| Task list |
1 – According to the passage on the Met Breuer, on what date does it officially open to the public?
2 – From the passage on the Met Breuer, print the part that opens with the words containing "One upcoming development" and closes with "The Force Awakens.".

::: Passage

One upcoming development that may prove immensely salutary to New York’s museum ecosystem is the launch of the Met Breuer, which officially opens to the public on March 18. The Metropolitan Museum of Art’s much-awaited plunge into the muddy waters of modern and contemporary art has raised expectations, however lukewarm, among specialists and lay folks alike. For a local arts scene that chronically expects institutions to overpromise and underdeliver (with apologies to last year’s launch of the downtown Whitney Museum) the mild anticipation surrounding the Met Breuer’s launch is akin to Star Wars nerds crushing on The Force Awakens.
When the Met’s Director Thomas Campbell told a gathering of art journalists in early February that the museum “is uniquely poised to tell the story of contemporary art like no other museum in the world” because it can “relay that narrative in the context of 5,000 years of history,” the room did not exactly jump to its feet.
There were, though, faint flutters of excitement in the air. One veteran journalist buttered up a new Met curator by asking: “How will you cope with the celebrity?” Another more serious scribe noted the “petulant” treatment received by Sheena Wagstaff, the museum’s head of Modern and Contemporary, in a November profile in the New York Times.

::::::
::: Provided data

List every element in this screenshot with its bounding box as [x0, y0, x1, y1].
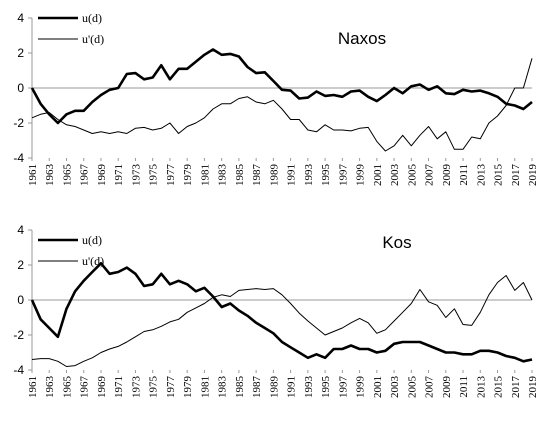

::::::

| Complete answers |
1 – March 18

2 –
One upcoming development that may prove immensely salutary to New York’s museum ecosystem is the launch of the Met Breuer, which officially opens to the public on March 18. The Metropolitan Museum of Art’s much-awaited plunge into the muddy waters of modern and contemporary art has raised expectations, however lukewarm, among specialists and lay folks alike. For a local arts scene that chronically expects institutions to overpromise and underdeliver (with apologies to last year’s launch of the downtown Whitney Museum) the mild anticipation surrounding the Met Breuer’s launch is akin to Star Wars nerds crushing on The Force Awakens.